Can you show every line of the records that contains the string "구간경사", copying each one in full? Treat case as significant when matching.

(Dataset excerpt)

┄┄┄┄┄┄

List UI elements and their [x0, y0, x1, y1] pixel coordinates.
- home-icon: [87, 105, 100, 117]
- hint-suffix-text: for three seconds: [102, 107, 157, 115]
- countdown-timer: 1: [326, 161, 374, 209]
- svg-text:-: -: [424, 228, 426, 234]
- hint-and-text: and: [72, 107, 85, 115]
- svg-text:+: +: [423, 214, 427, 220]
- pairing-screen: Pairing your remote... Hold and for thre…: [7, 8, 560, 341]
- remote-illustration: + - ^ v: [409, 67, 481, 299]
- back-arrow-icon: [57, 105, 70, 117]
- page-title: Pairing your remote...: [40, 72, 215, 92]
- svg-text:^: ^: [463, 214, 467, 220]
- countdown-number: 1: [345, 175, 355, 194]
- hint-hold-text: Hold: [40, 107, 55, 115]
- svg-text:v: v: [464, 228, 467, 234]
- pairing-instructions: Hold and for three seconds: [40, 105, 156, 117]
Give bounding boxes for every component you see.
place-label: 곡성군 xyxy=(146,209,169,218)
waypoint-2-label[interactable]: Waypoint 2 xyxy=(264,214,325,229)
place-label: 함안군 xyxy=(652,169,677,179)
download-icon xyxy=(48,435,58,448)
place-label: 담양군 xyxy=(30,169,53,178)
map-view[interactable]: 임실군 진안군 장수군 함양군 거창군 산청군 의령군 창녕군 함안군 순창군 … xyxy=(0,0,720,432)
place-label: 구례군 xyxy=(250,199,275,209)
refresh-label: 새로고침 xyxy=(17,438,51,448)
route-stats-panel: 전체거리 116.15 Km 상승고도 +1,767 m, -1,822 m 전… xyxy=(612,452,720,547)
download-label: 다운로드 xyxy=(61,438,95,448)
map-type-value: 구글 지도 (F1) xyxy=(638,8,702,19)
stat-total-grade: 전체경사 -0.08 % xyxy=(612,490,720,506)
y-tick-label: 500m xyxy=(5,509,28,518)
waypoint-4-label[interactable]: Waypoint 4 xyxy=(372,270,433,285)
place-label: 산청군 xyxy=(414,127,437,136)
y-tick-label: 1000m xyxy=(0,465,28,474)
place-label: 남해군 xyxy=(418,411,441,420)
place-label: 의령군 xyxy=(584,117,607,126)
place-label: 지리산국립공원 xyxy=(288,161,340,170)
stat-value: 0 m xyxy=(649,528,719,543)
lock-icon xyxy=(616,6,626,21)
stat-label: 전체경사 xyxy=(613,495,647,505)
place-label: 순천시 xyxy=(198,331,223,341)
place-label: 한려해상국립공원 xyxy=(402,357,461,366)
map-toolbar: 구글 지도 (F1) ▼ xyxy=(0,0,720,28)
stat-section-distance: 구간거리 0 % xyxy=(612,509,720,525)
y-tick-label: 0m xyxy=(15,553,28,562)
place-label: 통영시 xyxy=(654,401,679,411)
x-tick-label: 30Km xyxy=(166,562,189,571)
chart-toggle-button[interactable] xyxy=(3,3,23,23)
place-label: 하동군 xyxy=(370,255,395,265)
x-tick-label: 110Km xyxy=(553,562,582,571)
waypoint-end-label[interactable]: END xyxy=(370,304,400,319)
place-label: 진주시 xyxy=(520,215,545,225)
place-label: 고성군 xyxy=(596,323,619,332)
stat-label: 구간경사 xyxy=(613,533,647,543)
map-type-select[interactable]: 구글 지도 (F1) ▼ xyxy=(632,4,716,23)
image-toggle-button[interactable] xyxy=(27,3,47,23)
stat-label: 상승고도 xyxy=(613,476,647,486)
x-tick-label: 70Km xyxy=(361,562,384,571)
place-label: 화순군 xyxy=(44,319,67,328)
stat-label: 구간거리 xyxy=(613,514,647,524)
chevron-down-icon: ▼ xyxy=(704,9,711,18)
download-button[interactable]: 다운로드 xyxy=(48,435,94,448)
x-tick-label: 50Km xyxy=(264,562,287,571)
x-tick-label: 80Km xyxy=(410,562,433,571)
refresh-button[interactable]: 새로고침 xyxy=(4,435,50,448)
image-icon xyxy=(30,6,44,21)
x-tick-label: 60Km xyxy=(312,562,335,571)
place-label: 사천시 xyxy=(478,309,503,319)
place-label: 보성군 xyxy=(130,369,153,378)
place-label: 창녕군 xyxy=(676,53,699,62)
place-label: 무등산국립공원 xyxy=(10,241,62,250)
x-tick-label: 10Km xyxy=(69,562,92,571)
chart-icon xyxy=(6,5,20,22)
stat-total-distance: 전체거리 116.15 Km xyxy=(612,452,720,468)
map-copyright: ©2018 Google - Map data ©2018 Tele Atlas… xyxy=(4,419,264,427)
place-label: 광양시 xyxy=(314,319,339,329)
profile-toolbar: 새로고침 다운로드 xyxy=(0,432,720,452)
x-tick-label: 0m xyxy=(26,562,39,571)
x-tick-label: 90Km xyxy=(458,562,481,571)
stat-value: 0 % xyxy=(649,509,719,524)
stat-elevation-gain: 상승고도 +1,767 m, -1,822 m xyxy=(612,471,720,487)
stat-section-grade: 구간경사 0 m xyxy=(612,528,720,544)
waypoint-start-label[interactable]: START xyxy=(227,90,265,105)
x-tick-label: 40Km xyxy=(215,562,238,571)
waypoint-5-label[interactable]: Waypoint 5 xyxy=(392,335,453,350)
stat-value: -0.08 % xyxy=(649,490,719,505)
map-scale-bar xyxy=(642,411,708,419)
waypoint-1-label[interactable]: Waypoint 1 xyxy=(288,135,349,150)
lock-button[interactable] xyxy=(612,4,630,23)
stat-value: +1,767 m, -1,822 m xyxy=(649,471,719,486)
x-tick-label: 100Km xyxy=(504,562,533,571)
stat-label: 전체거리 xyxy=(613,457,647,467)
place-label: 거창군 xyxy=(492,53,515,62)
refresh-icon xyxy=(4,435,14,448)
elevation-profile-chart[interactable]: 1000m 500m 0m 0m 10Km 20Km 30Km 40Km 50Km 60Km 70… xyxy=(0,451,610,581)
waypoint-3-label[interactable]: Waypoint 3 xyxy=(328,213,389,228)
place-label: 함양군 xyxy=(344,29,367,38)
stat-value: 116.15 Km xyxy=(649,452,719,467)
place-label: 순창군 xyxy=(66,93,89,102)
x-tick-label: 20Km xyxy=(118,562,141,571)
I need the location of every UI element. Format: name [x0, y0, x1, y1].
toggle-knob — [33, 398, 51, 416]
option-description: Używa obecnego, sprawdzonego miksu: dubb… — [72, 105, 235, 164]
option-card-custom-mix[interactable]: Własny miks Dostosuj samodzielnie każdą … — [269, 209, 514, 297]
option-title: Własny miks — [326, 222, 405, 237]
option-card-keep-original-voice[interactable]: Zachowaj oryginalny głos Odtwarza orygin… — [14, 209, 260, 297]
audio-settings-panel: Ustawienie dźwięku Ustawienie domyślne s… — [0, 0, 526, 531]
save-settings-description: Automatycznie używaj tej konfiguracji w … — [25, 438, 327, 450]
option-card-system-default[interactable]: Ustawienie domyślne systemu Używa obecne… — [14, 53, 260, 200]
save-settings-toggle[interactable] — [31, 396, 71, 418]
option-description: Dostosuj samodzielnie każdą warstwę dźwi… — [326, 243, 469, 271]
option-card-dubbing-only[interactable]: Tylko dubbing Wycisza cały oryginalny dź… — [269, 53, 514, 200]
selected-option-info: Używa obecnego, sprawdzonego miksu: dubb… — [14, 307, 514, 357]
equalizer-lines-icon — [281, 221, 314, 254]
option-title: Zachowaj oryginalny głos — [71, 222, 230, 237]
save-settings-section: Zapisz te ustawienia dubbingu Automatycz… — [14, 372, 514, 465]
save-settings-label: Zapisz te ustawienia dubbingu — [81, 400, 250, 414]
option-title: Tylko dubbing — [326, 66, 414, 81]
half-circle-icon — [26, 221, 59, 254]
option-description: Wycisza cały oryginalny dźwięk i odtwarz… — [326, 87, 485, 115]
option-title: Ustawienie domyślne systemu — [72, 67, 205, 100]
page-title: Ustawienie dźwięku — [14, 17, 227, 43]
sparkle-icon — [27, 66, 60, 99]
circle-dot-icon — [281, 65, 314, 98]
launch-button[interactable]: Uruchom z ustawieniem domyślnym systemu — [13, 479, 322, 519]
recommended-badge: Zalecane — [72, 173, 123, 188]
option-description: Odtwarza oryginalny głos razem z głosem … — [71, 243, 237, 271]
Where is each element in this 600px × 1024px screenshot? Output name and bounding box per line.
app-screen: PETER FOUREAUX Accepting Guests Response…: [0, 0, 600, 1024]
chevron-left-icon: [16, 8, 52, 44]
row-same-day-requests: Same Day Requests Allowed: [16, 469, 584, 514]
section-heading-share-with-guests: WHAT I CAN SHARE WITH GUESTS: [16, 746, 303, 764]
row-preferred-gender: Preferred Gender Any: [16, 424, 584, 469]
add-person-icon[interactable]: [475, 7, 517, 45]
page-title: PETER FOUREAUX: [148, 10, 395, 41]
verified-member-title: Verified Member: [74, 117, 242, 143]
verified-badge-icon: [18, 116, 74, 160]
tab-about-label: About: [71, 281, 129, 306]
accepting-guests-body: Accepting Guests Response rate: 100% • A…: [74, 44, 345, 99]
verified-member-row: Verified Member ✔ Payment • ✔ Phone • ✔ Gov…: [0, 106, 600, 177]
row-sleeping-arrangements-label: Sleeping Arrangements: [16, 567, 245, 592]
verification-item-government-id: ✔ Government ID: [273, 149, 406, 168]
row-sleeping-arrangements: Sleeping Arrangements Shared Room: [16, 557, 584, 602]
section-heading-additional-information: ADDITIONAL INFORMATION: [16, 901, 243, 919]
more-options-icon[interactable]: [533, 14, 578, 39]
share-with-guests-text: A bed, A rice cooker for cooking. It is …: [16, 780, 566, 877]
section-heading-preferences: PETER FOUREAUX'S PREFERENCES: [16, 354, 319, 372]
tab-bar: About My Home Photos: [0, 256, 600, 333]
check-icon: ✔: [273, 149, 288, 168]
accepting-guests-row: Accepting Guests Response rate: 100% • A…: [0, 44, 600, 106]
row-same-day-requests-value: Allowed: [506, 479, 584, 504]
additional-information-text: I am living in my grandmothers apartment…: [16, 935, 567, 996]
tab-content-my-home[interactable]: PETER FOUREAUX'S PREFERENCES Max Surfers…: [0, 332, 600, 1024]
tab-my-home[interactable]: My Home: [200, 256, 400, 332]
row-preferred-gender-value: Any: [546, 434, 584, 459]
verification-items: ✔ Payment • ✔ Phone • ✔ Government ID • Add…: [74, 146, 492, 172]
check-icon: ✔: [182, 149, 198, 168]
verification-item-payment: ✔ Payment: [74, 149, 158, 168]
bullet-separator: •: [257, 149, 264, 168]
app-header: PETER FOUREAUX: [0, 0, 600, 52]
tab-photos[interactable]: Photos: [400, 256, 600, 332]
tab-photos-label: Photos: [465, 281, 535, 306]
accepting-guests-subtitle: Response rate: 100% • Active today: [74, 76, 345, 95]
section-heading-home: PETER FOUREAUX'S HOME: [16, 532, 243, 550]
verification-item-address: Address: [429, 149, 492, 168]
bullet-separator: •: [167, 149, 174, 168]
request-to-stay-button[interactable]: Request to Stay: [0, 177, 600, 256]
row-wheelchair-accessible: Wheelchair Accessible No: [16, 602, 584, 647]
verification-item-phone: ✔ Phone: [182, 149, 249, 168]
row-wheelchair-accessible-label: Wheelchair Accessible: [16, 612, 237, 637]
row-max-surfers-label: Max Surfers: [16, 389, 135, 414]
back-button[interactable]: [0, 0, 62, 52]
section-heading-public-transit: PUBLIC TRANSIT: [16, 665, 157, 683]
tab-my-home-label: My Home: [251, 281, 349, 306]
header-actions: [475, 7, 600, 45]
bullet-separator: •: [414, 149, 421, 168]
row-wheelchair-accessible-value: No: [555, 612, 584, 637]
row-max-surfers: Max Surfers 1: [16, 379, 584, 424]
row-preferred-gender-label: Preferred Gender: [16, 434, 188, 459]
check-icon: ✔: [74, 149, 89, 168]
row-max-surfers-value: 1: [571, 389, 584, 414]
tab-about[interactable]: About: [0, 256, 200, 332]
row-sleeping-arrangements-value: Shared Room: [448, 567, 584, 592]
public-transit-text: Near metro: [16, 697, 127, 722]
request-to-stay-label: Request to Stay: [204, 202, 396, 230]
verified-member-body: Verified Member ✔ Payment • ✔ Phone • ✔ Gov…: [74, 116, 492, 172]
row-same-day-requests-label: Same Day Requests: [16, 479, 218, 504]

┄┄┄┄┄┄

_Solution to the problem_:
stat-label: 구간경사 xyxy=(613,533,647,543)
stat-section-grade: 구간경사 0 m xyxy=(612,528,720,544)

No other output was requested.